* Problem *
The listing below should be copied in full, word for word.

* Records to process *

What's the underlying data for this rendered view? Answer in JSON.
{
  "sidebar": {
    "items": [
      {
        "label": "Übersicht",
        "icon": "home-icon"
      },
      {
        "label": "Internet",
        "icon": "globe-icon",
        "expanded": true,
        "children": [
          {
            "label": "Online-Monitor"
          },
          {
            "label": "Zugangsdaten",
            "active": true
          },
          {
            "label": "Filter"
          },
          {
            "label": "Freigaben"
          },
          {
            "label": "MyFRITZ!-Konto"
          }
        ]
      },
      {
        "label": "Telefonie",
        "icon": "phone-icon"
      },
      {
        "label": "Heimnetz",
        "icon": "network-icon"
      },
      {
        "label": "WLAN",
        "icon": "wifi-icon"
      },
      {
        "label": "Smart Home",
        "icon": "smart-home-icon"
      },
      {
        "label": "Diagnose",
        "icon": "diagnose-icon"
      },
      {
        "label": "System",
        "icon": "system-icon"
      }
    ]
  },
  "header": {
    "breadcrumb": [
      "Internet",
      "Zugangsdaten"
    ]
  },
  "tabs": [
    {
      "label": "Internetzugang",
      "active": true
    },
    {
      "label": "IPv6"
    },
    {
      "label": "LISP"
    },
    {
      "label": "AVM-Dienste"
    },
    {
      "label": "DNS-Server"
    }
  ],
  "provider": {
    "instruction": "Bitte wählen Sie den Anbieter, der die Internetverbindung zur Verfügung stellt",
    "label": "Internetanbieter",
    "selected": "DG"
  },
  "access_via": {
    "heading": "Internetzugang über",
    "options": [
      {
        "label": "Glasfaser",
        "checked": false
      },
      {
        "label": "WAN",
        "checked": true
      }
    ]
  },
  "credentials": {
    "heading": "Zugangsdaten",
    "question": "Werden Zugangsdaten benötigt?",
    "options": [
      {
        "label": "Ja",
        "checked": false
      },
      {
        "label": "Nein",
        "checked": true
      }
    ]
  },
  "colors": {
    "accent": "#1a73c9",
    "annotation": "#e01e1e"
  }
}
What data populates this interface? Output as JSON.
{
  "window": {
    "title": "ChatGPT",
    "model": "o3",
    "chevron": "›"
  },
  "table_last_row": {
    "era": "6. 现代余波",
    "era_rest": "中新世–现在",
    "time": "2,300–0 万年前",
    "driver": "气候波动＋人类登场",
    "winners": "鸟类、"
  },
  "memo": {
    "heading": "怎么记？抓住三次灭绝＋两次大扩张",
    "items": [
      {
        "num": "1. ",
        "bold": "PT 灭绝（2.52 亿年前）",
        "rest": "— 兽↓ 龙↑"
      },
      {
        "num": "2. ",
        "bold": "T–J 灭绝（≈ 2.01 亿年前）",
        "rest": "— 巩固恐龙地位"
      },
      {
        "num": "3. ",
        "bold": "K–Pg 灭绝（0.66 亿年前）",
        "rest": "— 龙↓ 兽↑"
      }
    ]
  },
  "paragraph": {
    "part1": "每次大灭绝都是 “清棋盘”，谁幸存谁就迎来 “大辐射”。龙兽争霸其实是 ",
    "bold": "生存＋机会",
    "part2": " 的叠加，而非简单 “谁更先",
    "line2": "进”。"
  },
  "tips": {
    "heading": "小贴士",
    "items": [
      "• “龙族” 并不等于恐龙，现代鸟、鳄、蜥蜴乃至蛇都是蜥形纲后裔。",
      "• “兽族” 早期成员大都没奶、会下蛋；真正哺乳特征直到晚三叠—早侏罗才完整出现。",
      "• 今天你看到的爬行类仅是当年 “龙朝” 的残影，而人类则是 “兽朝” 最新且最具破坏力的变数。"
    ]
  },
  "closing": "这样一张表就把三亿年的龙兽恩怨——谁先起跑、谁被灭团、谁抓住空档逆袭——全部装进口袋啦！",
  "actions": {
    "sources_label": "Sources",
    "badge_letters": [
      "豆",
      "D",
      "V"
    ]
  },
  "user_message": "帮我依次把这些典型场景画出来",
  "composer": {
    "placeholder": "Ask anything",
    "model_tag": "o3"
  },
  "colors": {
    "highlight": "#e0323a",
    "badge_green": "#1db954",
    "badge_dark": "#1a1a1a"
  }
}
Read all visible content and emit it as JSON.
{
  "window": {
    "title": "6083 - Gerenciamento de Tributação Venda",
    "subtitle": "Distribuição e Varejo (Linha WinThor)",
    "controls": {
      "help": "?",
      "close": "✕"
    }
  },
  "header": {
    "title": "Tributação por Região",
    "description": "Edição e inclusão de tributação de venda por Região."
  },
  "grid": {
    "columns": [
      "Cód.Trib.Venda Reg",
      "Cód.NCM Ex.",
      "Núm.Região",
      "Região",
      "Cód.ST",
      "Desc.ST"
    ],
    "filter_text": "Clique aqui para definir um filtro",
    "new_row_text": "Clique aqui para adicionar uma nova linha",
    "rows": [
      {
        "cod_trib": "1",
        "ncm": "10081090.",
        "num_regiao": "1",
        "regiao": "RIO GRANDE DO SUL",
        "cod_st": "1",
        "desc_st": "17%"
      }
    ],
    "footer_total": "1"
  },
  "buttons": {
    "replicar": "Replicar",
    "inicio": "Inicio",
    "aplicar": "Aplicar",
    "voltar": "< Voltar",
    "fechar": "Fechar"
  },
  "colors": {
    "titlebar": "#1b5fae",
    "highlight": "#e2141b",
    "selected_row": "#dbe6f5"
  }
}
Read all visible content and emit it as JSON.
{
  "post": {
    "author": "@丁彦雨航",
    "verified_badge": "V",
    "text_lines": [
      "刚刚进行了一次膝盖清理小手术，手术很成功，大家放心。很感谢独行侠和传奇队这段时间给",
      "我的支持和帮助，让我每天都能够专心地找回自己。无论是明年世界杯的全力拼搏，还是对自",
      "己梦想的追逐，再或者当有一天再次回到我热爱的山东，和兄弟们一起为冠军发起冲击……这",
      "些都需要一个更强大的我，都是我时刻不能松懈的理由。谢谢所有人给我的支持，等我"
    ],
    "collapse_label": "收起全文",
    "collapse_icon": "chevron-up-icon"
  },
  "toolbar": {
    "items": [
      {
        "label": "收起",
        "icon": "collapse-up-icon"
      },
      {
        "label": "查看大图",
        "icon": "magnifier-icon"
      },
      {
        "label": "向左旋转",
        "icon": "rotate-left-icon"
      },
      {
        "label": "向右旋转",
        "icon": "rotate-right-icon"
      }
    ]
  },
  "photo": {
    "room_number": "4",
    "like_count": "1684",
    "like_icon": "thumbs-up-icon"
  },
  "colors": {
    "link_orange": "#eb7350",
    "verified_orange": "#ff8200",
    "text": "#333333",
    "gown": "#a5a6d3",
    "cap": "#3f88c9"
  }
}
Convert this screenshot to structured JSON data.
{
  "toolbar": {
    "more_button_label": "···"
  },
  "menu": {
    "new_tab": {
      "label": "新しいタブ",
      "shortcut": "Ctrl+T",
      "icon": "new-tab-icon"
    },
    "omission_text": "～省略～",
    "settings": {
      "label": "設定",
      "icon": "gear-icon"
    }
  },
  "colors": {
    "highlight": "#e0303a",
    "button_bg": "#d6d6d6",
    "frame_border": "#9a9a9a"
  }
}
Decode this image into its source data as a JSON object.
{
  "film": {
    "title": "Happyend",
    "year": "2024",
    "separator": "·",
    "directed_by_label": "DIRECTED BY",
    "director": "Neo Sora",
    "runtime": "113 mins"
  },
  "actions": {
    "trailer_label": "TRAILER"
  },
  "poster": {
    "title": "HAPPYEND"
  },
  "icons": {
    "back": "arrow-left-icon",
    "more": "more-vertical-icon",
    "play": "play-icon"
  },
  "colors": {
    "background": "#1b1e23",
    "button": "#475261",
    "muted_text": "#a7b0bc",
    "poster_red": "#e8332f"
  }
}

* Response *
What's the underlying data for this rendered view? Answer in JSON.
{
  "sidebar": {
    "items": [
      {
        "label": "Übersicht",
        "icon": "home-icon"
      },
      {
        "label": "Internet",
        "icon": "globe-icon",
        "expanded": true,
        "children": [
          {
            "label": "Online-Monitor"
          },
          {
            "label": "Zugangsdaten",
            "active": true
          },
          {
            "label": "Filter"
          },
          {
            "label": "Freigaben"
          },
          {
            "label": "MyFRITZ!-Konto"
          }
        ]
      },
      {
        "label": "Telefonie",
        "icon": "phone-icon"
      },
      {
        "label": "Heimnetz",
        "icon": "network-icon"
      },
      {
        "label": "WLAN",
        "icon": "wifi-icon"
      },
      {
        "label": "Smart Home",
        "icon": "smart-home-icon"
      },
      {
        "label": "Diagnose",
        "icon": "diagnose-icon"
      },
      {
        "label": "System",
        "icon": "system-icon"
      }
    ]
  },
  "header": {
    "breadcrumb": [
      "Internet",
      "Zugangsdaten"
    ]
  },
  "tabs": [
    {
      "label": "Internetzugang",
      "active": true
    },
    {
      "label": "IPv6"
    },
    {
      "label": "LISP"
    },
    {
      "label": "AVM-Dienste"
    },
    {
      "label": "DNS-Server"
    }
  ],
  "provider": {
    "instruction": "Bitte wählen Sie den Anbieter, der die Internetverbindung zur Verfügung stellt",
    "label": "Internetanbieter",
    "selected": "DG"
  },
  "access_via": {
    "heading": "Internetzugang über",
    "options": [
      {
        "label": "Glasfaser",
        "checked": false
      },
      {
        "label": "WAN",
        "checked": true
      }
    ]
  },
  "credentials": {
    "heading": "Zugangsdaten",
    "question": "Werden Zugangsdaten benötigt?",
    "options": [
      {
        "label": "Ja",
        "checked": false
      },
      {
        "label": "Nein",
        "checked": true
      }
    ]
  },
  "colors": {
    "accent": "#1a73c9",
    "annotation": "#e01e1e"
  }
}
What data populates this interface? Output as JSON.
{
  "window": {
    "title": "ChatGPT",
    "model": "o3",
    "chevron": "›"
  },
  "table_last_row": {
    "era": "6. 现代余波",
    "era_rest": "中新世–现在",
    "time": "2,300–0 万年前",
    "driver": "气候波动＋人类登场",
    "winners": "鸟类、"
  },
  "memo": {
    "heading": "怎么记？抓住三次灭绝＋两次大扩张",
    "items": [
      {
        "num": "1. ",
        "bold": "PT 灭绝（2.52 亿年前）",
        "rest": "— 兽↓ 龙↑"
      },
      {
        "num": "2. ",
        "bold": "T–J 灭绝（≈ 2.01 亿年前）",
        "rest": "— 巩固恐龙地位"
      },
      {
        "num": "3. ",
        "bold": "K–Pg 灭绝（0.66 亿年前）",
        "rest": "— 龙↓ 兽↑"
      }
    ]
  },
  "paragraph": {
    "part1": "每次大灭绝都是 “清棋盘”，谁幸存谁就迎来 “大辐射”。龙兽争霸其实是 ",
    "bold": "生存＋机会",
    "part2": " 的叠加，而非简单 “谁更先",
    "line2": "进”。"
  },
  "tips": {
    "heading": "小贴士",
    "items": [
      "• “龙族” 并不等于恐龙，现代鸟、鳄、蜥蜴乃至蛇都是蜥形纲后裔。",
      "• “兽族” 早期成员大都没奶、会下蛋；真正哺乳特征直到晚三叠—早侏罗才完整出现。",
      "• 今天你看到的爬行类仅是当年 “龙朝” 的残影，而人类则是 “兽朝” 最新且最具破坏力的变数。"
    ]
  },
  "closing": "这样一张表就把三亿年的龙兽恩怨——谁先起跑、谁被灭团、谁抓住空档逆袭——全部装进口袋啦！",
  "actions": {
    "sources_label": "Sources",
    "badge_letters": [
      "豆",
      "D",
      "V"
    ]
  },
  "user_message": "帮我依次把这些典型场景画出来",
  "composer": {
    "placeholder": "Ask anything",
    "model_tag": "o3"
  },
  "colors": {
    "highlight": "#e0323a",
    "badge_green": "#1db954",
    "badge_dark": "#1a1a1a"
  }
}
Read all visible content and emit it as JSON.
{
  "window": {
    "title": "6083 - Gerenciamento de Tributação Venda",
    "subtitle": "Distribuição e Varejo (Linha WinThor)",
    "controls": {
      "help": "?",
      "close": "✕"
    }
  },
  "header": {
    "title": "Tributação por Região",
    "description": "Edição e inclusão de tributação de venda por Região."
  },
  "grid": {
    "columns": [
      "Cód.Trib.Venda Reg",
      "Cód.NCM Ex.",
      "Núm.Região",
      "Região",
      "Cód.ST",
      "Desc.ST"
    ],
    "filter_text": "Clique aqui para definir um filtro",
    "new_row_text": "Clique aqui para adicionar uma nova linha",
    "rows": [
      {
        "cod_trib": "1",
        "ncm": "10081090.",
        "num_regiao": "1",
        "regiao": "RIO GRANDE DO SUL",
        "cod_st": "1",
        "desc_st": "17%"
      }
    ],
    "footer_total": "1"
  },
  "buttons": {
    "replicar": "Replicar",
    "inicio": "Inicio",
    "aplicar": "Aplicar",
    "voltar": "< Voltar",
    "fechar": "Fechar"
  },
  "colors": {
    "titlebar": "#1b5fae",
    "highlight": "#e2141b",
    "selected_row": "#dbe6f5"
  }
}
Read all visible content and emit it as JSON.
{
  "post": {
    "author": "@丁彦雨航",
    "verified_badge": "V",
    "text_lines": [
      "刚刚进行了一次膝盖清理小手术，手术很成功，大家放心。很感谢独行侠和传奇队这段时间给",
      "我的支持和帮助，让我每天都能够专心地找回自己。无论是明年世界杯的全力拼搏，还是对自",
      "己梦想的追逐，再或者当有一天再次回到我热爱的山东，和兄弟们一起为冠军发起冲击……这",
      "些都需要一个更强大的我，都是我时刻不能松懈的理由。谢谢所有人给我的支持，等我"
    ],
    "collapse_label": "收起全文",
    "collapse_icon": "chevron-up-icon"
  },
  "toolbar": {
    "items": [
      {
        "label": "收起",
        "icon": "collapse-up-icon"
      },
      {
        "label": "查看大图",
        "icon": "magnifier-icon"
      },
      {
        "label": "向左旋转",
        "icon": "rotate-left-icon"
      },
      {
        "label": "向右旋转",
        "icon": "rotate-right-icon"
      }
    ]
  },
  "photo": {
    "room_number": "4",
    "like_count": "1684",
    "like_icon": "thumbs-up-icon"
  },
  "colors": {
    "link_orange": "#eb7350",
    "verified_orange": "#ff8200",
    "text": "#333333",
    "gown": "#a5a6d3",
    "cap": "#3f88c9"
  }
}
Convert this screenshot to structured JSON data.
{
  "toolbar": {
    "more_button_label": "···"
  },
  "menu": {
    "new_tab": {
      "label": "新しいタブ",
      "shortcut": "Ctrl+T",
      "icon": "new-tab-icon"
    },
    "omission_text": "～省略～",
    "settings": {
      "label": "設定",
      "icon": "gear-icon"
    }
  },
  "colors": {
    "highlight": "#e0303a",
    "button_bg": "#d6d6d6",
    "frame_border": "#9a9a9a"
  }
}
Decode this image into its source data as a JSON object.
{
  "film": {
    "title": "Happyend",
    "year": "2024",
    "separator": "·",
    "directed_by_label": "DIRECTED BY",
    "director": "Neo Sora",
    "runtime": "113 mins"
  },
  "actions": {
    "trailer_label": "TRAILER"
  },
  "poster": {
    "title": "HAPPYEND"
  },
  "icons": {
    "back": "arrow-left-icon",
    "more": "more-vertical-icon",
    "play": "play-icon"
  },
  "colors": {
    "background": "#1b1e23",
    "button": "#475261",
    "muted_text": "#a7b0bc",
    "poster_red": "#e8332f"
  }
}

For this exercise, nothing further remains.